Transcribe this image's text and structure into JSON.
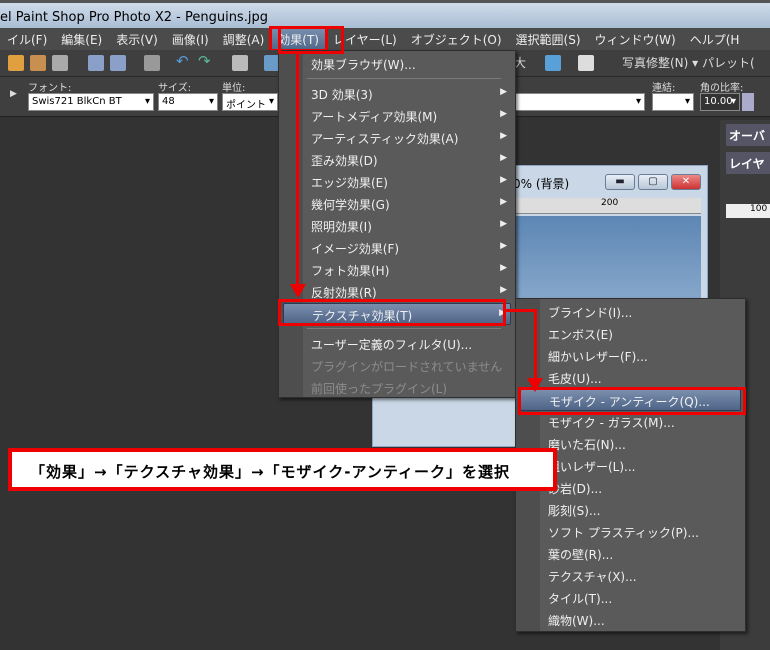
{
  "window": {
    "title": "el Paint Shop Pro Photo X2 - Penguins.jpg"
  },
  "menubar": [
    "イル(F)",
    "編集(E)",
    "表示(V)",
    "画像(I)",
    "調整(A)",
    "効果(T)",
    "レイヤー(L)",
    "オブジェクト(O)",
    "選択範囲(S)",
    "ウィンドウ(W)",
    "ヘルプ(H"
  ],
  "menubar_active": "効果(T)",
  "toolbar": {
    "zoom_partial": "大",
    "photo_fix": "写真修整(N) ▾",
    "palette": "パレット("
  },
  "options": {
    "font_label": "フォント:",
    "font_value": "Swis721 BlkCn BT",
    "size_label": "サイズ:",
    "size_value": "48",
    "unit_label": "単位:",
    "unit_value": "ポイント",
    "join_label": "連結:",
    "ratio_label": "角の比率:",
    "ratio_value": "10.00"
  },
  "image_window": {
    "title": "0% (背景)",
    "ruler_mark": "200"
  },
  "right_panel": {
    "overview": "オーバ",
    "layers": "レイヤ",
    "opacity": "100"
  },
  "effects_menu": [
    {
      "label": "効果ブラウザ(W)...",
      "submenu": false
    },
    {
      "separator": true
    },
    {
      "label": "3D 効果(3)",
      "submenu": true
    },
    {
      "label": "アートメディア効果(M)",
      "submenu": true
    },
    {
      "label": "アーティスティック効果(A)",
      "submenu": true
    },
    {
      "label": "歪み効果(D)",
      "submenu": true
    },
    {
      "label": "エッジ効果(E)",
      "submenu": true
    },
    {
      "label": "幾何学効果(G)",
      "submenu": true
    },
    {
      "label": "照明効果(I)",
      "submenu": true
    },
    {
      "label": "イメージ効果(F)",
      "submenu": true
    },
    {
      "label": "フォト効果(H)",
      "submenu": true
    },
    {
      "label": "反射効果(R)",
      "submenu": true
    },
    {
      "label": "テクスチャ効果(T)",
      "submenu": true,
      "highlighted": true
    },
    {
      "separator": true
    },
    {
      "label": "ユーザー定義のフィルタ(U)...",
      "submenu": false
    },
    {
      "label": "プラグインがロードされていません",
      "disabled": true
    },
    {
      "label": "前回使ったプラグイン(L)",
      "disabled": true
    }
  ],
  "texture_submenu": [
    {
      "label": "ブラインド(I)..."
    },
    {
      "label": "エンボス(E)"
    },
    {
      "label": "細かいレザー(F)..."
    },
    {
      "label": "毛皮(U)..."
    },
    {
      "label": "モザイク - アンティーク(Q)...",
      "highlighted": true
    },
    {
      "label": "モザイク - ガラス(M)..."
    },
    {
      "label": "磨いた石(N)..."
    },
    {
      "label": "粗いレザー(L)..."
    },
    {
      "label": "砂岩(D)..."
    },
    {
      "label": "彫刻(S)..."
    },
    {
      "label": "ソフト プラスティック(P)..."
    },
    {
      "label": "葉の壁(R)..."
    },
    {
      "label": "テクスチャ(X)..."
    },
    {
      "label": "タイル(T)..."
    },
    {
      "label": "織物(W)..."
    }
  ],
  "callout": "「効果」→「テクスチャ効果」→「モザイク-アンティーク」を選択",
  "colors": {
    "annotation_red": "#e00000",
    "menu_bg": "#5a5a5a",
    "highlight": "#6a7f9f"
  }
}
= = = = = = =
■ **What is asked**: Copy each line above precisely, dropping the pictures.

■ **Output for this task**:
Transcribe this image's text and structure into JSON.
{
  "window": {
    "title": "el Paint Shop Pro Photo X2 - Penguins.jpg"
  },
  "menubar": [
    "イル(F)",
    "編集(E)",
    "表示(V)",
    "画像(I)",
    "調整(A)",
    "効果(T)",
    "レイヤー(L)",
    "オブジェクト(O)",
    "選択範囲(S)",
    "ウィンドウ(W)",
    "ヘルプ(H"
  ],
  "menubar_active": "効果(T)",
  "toolbar": {
    "zoom_partial": "大",
    "photo_fix": "写真修整(N) ▾",
    "palette": "パレット("
  },
  "options": {
    "font_label": "フォント:",
    "font_value": "Swis721 BlkCn BT",
    "size_label": "サイズ:",
    "size_value": "48",
    "unit_label": "単位:",
    "unit_value": "ポイント",
    "join_label": "連結:",
    "ratio_label": "角の比率:",
    "ratio_value": "10.00"
  },
  "image_window": {
    "title": "0% (背景)",
    "ruler_mark": "200"
  },
  "right_panel": {
    "overview": "オーバ",
    "layers": "レイヤ",
    "opacity": "100"
  },
  "effects_menu": [
    {
      "label": "効果ブラウザ(W)...",
      "submenu": false
    },
    {
      "separator": true
    },
    {
      "label": "3D 効果(3)",
      "submenu": true
    },
    {
      "label": "アートメディア効果(M)",
      "submenu": true
    },
    {
      "label": "アーティスティック効果(A)",
      "submenu": true
    },
    {
      "label": "歪み効果(D)",
      "submenu": true
    },
    {
      "label": "エッジ効果(E)",
      "submenu": true
    },
    {
      "label": "幾何学効果(G)",
      "submenu": true
    },
    {
      "label": "照明効果(I)",
      "submenu": true
    },
    {
      "label": "イメージ効果(F)",
      "submenu": true
    },
    {
      "label": "フォト効果(H)",
      "submenu": true
    },
    {
      "label": "反射効果(R)",
      "submenu": true
    },
    {
      "label": "テクスチャ効果(T)",
      "submenu": true,
      "highlighted": true
    },
    {
      "separator": true
    },
    {
      "label": "ユーザー定義のフィルタ(U)...",
      "submenu": false
    },
    {
      "label": "プラグインがロードされていません",
      "disabled": true
    },
    {
      "label": "前回使ったプラグイン(L)",
      "disabled": true
    }
  ],
  "texture_submenu": [
    {
      "label": "ブラインド(I)..."
    },
    {
      "label": "エンボス(E)"
    },
    {
      "label": "細かいレザー(F)..."
    },
    {
      "label": "毛皮(U)..."
    },
    {
      "label": "モザイク - アンティーク(Q)...",
      "highlighted": true
    },
    {
      "label": "モザイク - ガラス(M)..."
    },
    {
      "label": "磨いた石(N)..."
    },
    {
      "label": "粗いレザー(L)..."
    },
    {
      "label": "砂岩(D)..."
    },
    {
      "label": "彫刻(S)..."
    },
    {
      "label": "ソフト プラスティック(P)..."
    },
    {
      "label": "葉の壁(R)..."
    },
    {
      "label": "テクスチャ(X)..."
    },
    {
      "label": "タイル(T)..."
    },
    {
      "label": "織物(W)..."
    }
  ],
  "callout": "「効果」→「テクスチャ効果」→「モザイク-アンティーク」を選択",
  "colors": {
    "annotation_red": "#e00000",
    "menu_bg": "#5a5a5a",
    "highlight": "#6a7f9f"
  }
}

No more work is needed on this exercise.